- Requirement -
Where the word "dans" occurs in a line, return that line.

- Input material -

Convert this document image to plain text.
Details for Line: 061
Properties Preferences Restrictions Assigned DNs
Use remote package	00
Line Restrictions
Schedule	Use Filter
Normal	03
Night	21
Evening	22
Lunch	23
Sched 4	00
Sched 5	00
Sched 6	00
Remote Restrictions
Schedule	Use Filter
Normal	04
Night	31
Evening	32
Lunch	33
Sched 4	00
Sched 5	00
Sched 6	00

...

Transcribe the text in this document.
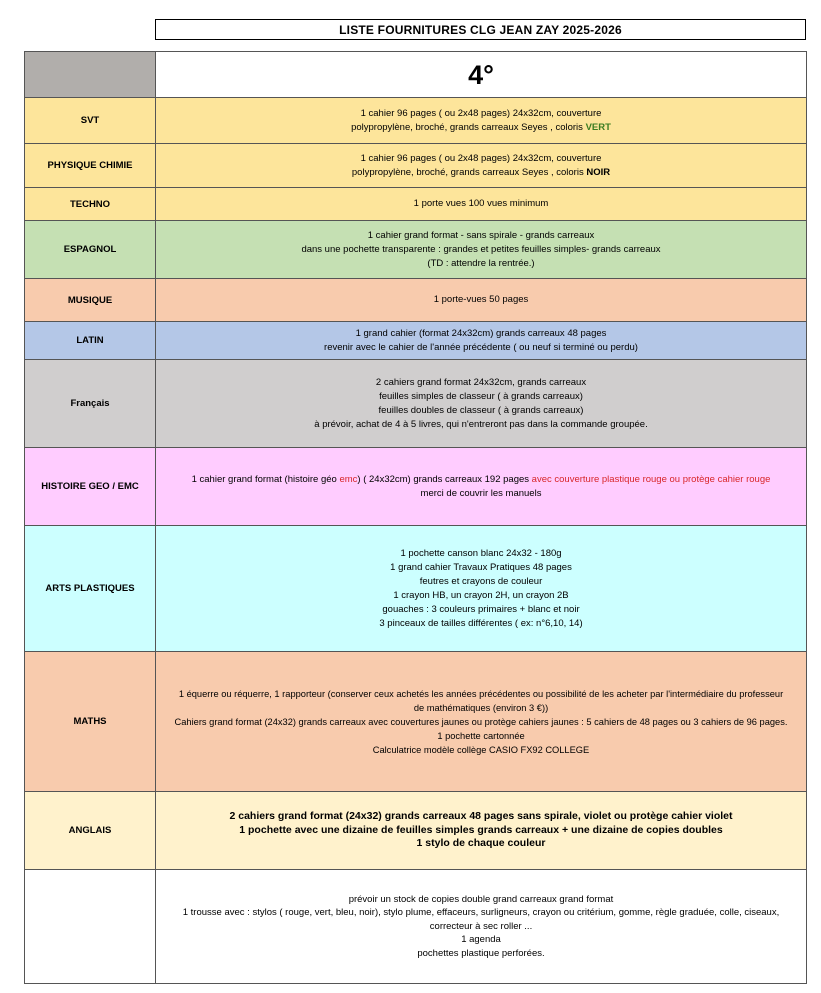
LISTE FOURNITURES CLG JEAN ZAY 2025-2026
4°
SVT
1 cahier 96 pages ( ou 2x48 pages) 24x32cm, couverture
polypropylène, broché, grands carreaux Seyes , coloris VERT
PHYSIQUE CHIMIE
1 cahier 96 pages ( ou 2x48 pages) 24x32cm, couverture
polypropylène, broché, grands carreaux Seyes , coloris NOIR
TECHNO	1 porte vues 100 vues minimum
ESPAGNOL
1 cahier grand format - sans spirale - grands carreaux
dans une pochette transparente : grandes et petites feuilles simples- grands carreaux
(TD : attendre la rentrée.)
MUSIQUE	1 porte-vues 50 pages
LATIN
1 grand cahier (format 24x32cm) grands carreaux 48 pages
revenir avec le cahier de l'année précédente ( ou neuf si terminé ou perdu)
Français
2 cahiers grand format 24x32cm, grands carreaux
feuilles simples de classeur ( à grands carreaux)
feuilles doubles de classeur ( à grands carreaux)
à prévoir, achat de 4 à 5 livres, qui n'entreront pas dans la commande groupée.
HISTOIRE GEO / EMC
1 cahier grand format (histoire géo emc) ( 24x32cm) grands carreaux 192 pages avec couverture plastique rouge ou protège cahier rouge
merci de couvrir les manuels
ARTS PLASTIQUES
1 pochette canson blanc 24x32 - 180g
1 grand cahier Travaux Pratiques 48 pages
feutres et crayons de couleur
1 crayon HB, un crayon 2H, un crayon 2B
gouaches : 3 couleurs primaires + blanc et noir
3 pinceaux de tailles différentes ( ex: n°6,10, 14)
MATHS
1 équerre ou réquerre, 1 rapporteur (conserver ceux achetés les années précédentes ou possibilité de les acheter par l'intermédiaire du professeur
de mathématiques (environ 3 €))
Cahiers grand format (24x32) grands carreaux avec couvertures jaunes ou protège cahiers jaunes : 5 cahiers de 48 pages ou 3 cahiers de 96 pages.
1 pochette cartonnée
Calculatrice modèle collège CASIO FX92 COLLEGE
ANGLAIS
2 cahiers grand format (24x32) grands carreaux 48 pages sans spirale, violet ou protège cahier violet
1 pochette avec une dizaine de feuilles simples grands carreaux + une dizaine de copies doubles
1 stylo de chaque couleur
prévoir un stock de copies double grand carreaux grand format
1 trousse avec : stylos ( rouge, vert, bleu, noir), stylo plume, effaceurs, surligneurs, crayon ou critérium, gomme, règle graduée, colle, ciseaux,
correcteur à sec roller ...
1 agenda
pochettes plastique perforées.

...

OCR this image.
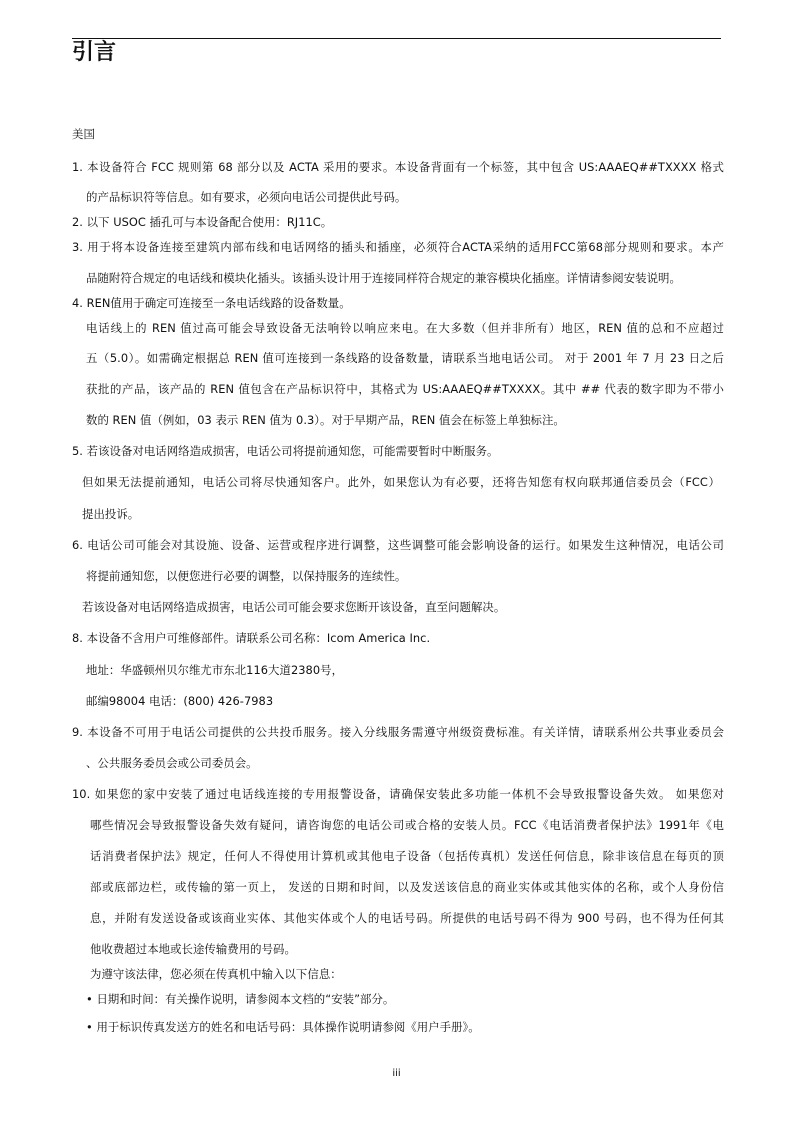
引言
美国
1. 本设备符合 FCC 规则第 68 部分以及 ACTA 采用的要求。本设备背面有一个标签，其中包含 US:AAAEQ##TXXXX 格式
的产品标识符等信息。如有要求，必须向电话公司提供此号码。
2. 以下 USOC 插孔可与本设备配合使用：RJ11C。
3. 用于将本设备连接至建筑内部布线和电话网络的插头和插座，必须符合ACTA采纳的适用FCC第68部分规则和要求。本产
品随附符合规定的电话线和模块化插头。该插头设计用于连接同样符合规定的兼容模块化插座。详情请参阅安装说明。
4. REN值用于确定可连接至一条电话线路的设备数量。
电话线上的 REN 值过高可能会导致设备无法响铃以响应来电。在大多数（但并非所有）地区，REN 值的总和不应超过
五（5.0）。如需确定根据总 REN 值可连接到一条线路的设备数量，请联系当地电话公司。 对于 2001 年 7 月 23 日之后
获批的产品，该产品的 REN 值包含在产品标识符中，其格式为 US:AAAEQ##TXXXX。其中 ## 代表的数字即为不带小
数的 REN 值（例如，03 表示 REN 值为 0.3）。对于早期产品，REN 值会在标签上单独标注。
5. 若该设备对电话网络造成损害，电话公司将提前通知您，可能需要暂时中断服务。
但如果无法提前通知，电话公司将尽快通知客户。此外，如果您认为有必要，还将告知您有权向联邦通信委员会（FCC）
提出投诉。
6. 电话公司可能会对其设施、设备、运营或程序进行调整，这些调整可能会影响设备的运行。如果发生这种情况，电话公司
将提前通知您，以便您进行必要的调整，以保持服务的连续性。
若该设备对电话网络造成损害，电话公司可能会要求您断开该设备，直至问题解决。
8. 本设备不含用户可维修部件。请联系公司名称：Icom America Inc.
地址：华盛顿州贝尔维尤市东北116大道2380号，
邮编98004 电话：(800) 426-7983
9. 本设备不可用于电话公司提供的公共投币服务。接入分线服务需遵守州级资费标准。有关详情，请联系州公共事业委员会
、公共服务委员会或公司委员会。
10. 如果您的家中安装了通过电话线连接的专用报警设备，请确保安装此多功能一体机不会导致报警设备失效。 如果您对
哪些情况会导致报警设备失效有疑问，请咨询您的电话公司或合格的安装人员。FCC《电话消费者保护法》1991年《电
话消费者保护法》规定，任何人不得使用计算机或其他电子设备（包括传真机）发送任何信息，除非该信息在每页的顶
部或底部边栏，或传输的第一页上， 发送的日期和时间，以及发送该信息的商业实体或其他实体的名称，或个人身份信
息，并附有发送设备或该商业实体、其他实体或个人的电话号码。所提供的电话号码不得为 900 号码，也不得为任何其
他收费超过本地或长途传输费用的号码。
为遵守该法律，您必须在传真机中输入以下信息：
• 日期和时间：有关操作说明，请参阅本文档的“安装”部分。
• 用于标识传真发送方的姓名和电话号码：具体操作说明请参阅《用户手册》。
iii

- Reply to the exercise -
dans une pochette transparente : grandes et petites feuilles simples- grands carreaux
à prévoir, achat de 4 à 5 livres, qui n'entreront pas dans la commande groupée.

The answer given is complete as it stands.